Copy out the lines of the material, from the first line through the line containing "legend-label-solo-prima-dose: Solo 1°", keeping every line unchanged.

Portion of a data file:
— Start —

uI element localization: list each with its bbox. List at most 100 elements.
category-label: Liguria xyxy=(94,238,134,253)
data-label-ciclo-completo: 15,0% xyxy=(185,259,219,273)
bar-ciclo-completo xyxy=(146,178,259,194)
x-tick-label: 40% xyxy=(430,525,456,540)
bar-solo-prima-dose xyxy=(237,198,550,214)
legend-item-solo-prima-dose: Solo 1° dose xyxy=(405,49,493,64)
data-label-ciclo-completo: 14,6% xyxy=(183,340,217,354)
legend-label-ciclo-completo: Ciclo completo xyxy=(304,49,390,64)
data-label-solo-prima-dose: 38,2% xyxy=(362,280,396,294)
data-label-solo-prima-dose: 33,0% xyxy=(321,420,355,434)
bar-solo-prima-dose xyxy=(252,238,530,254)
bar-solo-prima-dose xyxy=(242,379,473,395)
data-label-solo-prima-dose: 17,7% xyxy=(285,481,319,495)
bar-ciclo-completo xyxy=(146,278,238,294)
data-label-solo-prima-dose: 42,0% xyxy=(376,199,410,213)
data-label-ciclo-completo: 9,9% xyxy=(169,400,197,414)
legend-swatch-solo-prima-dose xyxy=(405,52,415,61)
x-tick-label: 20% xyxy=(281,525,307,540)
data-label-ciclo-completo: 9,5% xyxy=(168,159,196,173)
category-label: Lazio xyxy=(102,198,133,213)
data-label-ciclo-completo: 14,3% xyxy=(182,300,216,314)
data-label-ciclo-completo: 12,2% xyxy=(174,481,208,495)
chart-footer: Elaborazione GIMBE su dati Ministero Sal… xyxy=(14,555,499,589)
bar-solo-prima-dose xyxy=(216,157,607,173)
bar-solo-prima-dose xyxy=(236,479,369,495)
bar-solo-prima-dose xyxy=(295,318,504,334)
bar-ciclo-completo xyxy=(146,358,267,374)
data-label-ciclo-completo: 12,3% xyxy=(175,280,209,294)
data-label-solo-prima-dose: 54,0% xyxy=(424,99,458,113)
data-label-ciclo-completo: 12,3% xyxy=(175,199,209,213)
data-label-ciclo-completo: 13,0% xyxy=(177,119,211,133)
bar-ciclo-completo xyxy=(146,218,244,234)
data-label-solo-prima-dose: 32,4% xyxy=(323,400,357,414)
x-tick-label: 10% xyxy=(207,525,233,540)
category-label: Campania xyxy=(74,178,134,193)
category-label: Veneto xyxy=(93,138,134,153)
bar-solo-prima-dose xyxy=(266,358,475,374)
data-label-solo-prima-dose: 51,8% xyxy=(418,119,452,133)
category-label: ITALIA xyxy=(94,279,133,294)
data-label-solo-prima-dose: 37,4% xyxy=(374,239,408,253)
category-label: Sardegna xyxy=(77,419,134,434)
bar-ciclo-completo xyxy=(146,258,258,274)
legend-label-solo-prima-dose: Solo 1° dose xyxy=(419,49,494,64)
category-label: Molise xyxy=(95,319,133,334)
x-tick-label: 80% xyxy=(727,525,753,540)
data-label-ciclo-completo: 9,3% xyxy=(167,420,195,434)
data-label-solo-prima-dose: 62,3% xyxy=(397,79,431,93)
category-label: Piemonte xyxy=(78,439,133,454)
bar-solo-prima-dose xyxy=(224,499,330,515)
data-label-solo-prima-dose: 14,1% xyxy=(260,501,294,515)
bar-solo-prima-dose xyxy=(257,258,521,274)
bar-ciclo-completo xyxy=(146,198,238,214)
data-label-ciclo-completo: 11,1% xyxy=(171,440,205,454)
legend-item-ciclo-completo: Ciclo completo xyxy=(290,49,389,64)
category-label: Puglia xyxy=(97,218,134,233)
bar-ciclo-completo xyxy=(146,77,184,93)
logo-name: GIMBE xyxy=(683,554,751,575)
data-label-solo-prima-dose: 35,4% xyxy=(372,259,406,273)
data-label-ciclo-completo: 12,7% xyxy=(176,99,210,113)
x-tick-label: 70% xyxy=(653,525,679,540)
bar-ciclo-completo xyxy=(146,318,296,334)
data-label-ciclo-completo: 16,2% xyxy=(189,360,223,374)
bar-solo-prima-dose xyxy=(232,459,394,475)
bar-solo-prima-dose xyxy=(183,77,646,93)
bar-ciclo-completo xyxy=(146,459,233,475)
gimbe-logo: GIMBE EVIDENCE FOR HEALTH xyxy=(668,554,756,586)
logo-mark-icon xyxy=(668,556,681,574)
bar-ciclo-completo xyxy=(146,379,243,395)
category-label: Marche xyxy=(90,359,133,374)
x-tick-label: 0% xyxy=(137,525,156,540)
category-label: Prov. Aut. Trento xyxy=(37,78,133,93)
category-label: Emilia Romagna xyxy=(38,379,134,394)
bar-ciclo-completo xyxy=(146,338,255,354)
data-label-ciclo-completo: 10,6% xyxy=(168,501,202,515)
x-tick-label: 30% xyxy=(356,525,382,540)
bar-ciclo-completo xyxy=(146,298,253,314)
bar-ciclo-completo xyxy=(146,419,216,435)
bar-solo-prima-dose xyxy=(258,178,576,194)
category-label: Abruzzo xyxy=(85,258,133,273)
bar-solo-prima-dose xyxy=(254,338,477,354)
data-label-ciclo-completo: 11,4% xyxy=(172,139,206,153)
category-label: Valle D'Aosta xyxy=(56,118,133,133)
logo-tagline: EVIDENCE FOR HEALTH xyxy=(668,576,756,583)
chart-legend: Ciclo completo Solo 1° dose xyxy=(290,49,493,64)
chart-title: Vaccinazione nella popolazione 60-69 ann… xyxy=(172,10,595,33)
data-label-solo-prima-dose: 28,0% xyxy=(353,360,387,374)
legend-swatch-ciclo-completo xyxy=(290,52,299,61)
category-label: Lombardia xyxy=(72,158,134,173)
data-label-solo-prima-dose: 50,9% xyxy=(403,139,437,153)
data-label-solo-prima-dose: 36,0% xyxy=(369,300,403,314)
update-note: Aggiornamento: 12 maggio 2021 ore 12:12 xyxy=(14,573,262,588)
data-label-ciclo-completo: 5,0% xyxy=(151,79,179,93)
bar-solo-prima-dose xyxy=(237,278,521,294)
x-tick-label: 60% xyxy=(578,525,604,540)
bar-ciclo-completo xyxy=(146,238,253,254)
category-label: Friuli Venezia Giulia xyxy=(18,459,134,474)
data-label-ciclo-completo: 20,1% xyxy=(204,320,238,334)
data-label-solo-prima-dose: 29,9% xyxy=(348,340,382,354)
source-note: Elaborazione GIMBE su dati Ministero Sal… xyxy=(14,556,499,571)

— End —

Response to the exercise:
uI element localization: list each with its bbox. List at most 100 elements.
category-label: Liguria xyxy=(94,238,134,253)
data-label-ciclo-completo: 15,0% xyxy=(185,259,219,273)
bar-ciclo-completo xyxy=(146,178,259,194)
x-tick-label: 40% xyxy=(430,525,456,540)
bar-solo-prima-dose xyxy=(237,198,550,214)
legend-item-solo-prima-dose: Solo 1° dose xyxy=(405,49,493,64)
data-label-ciclo-completo: 14,6% xyxy=(183,340,217,354)
legend-label-ciclo-completo: Ciclo completo xyxy=(304,49,390,64)
data-label-solo-prima-dose: 38,2% xyxy=(362,280,396,294)
data-label-solo-prima-dose: 33,0% xyxy=(321,420,355,434)
bar-solo-prima-dose xyxy=(252,238,530,254)
bar-solo-prima-dose xyxy=(242,379,473,395)
data-label-solo-prima-dose: 17,7% xyxy=(285,481,319,495)
bar-ciclo-completo xyxy=(146,278,238,294)
data-label-solo-prima-dose: 42,0% xyxy=(376,199,410,213)
data-label-ciclo-completo: 9,9% xyxy=(169,400,197,414)
legend-swatch-solo-prima-dose xyxy=(405,52,415,61)
x-tick-label: 20% xyxy=(281,525,307,540)
data-label-ciclo-completo: 9,5% xyxy=(168,159,196,173)
category-label: Lazio xyxy=(102,198,133,213)
data-label-ciclo-completo: 14,3% xyxy=(182,300,216,314)
data-label-ciclo-completo: 12,2% xyxy=(174,481,208,495)
chart-footer: Elaborazione GIMBE su dati Ministero Sal… xyxy=(14,555,499,589)
bar-solo-prima-dose xyxy=(216,157,607,173)
bar-solo-prima-dose xyxy=(236,479,369,495)
bar-solo-prima-dose xyxy=(295,318,504,334)
bar-ciclo-completo xyxy=(146,358,267,374)
data-label-ciclo-completo: 12,3% xyxy=(175,280,209,294)
data-label-solo-prima-dose: 54,0% xyxy=(424,99,458,113)
data-label-ciclo-completo: 12,3% xyxy=(175,199,209,213)
data-label-ciclo-completo: 13,0% xyxy=(177,119,211,133)
bar-ciclo-completo xyxy=(146,218,244,234)
data-label-solo-prima-dose: 32,4% xyxy=(323,400,357,414)
x-tick-label: 10% xyxy=(207,525,233,540)
category-label: Campania xyxy=(74,178,134,193)
category-label: Veneto xyxy=(93,138,134,153)
bar-solo-prima-dose xyxy=(266,358,475,374)
data-label-solo-prima-dose: 51,8% xyxy=(418,119,452,133)
category-label: ITALIA xyxy=(94,279,133,294)
data-label-solo-prima-dose: 37,4% xyxy=(374,239,408,253)
category-label: Sardegna xyxy=(77,419,134,434)
bar-ciclo-completo xyxy=(146,258,258,274)
legend-label-solo-prima-dose: Solo 1° dose xyxy=(419,49,494,64)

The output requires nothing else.